Find the string "Horizon" in the data, then copy every line where it is found.

(Dataset rows about figures)
--- START ---
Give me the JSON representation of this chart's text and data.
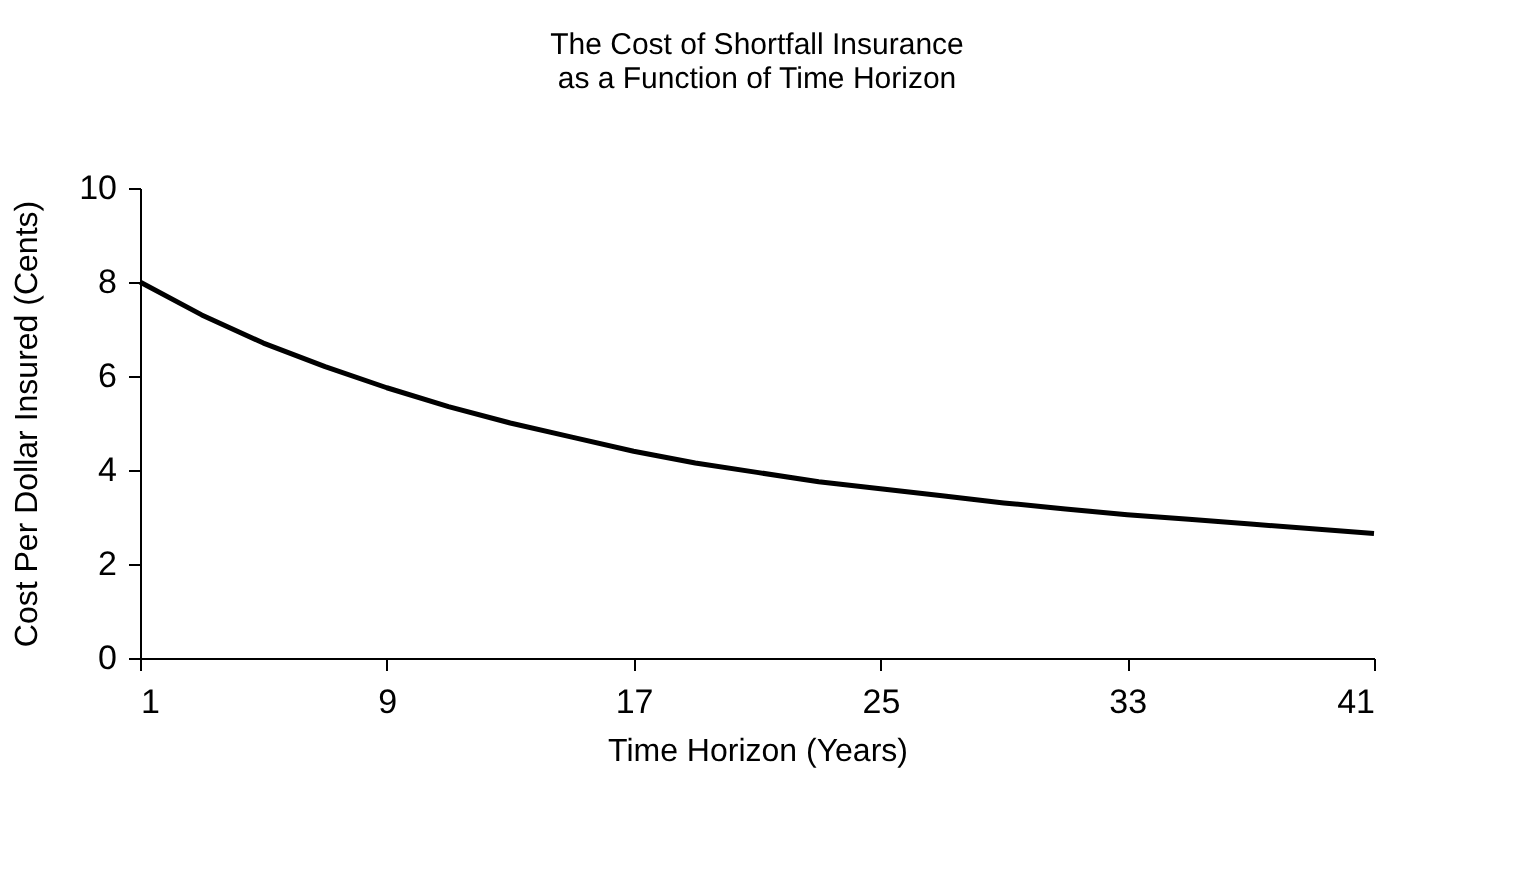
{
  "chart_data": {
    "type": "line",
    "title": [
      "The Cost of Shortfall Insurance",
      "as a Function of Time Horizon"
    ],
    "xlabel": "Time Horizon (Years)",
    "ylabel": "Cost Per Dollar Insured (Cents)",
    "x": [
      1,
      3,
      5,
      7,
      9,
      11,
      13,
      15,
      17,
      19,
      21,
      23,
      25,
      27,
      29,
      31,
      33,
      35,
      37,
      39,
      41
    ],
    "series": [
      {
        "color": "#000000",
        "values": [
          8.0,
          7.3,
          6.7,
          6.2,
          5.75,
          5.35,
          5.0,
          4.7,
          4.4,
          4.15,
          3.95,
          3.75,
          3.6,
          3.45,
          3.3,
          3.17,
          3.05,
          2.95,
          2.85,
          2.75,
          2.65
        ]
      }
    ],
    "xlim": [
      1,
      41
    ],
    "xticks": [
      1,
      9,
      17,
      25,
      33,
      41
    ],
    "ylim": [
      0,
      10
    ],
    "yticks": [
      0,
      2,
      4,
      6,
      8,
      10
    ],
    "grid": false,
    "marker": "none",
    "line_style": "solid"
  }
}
--- END ---
--- START ---
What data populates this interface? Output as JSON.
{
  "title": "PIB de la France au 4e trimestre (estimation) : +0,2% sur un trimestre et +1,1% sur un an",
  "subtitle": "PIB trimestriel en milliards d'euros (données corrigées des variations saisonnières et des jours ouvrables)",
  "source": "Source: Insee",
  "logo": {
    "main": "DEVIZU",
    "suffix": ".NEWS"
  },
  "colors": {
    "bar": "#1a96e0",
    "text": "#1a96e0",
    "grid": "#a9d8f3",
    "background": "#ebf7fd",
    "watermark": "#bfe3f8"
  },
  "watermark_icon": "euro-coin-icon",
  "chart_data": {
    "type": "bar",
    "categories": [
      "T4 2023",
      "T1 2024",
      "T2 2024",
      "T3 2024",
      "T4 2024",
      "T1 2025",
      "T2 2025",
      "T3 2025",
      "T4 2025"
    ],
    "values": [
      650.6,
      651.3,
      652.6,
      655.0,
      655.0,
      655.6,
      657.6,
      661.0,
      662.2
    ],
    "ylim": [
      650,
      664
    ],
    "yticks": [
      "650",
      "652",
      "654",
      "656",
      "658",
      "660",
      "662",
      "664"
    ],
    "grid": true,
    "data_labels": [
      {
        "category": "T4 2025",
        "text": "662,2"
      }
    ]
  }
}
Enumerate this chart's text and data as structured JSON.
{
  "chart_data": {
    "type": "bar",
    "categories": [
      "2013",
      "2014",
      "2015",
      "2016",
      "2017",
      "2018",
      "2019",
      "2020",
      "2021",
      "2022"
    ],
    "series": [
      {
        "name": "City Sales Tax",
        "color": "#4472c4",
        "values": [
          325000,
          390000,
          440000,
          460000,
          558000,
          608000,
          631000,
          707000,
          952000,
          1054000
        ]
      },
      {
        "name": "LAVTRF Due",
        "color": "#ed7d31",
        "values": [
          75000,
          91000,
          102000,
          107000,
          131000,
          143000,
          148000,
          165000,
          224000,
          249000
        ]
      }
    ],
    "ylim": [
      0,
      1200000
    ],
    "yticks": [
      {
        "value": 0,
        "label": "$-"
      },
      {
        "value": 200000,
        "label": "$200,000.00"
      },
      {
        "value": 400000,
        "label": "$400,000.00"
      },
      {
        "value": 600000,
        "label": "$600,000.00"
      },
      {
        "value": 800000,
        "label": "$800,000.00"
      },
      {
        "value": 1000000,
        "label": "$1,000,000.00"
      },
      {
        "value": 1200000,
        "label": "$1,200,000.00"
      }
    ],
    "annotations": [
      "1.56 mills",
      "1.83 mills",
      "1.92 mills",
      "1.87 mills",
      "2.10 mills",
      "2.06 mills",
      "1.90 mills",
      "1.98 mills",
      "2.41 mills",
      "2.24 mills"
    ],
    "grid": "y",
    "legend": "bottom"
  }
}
--- END ---
FINISHED TASK:
      "as a Function of Time Horizon"
    "xlabel": "Time Horizon (Years)",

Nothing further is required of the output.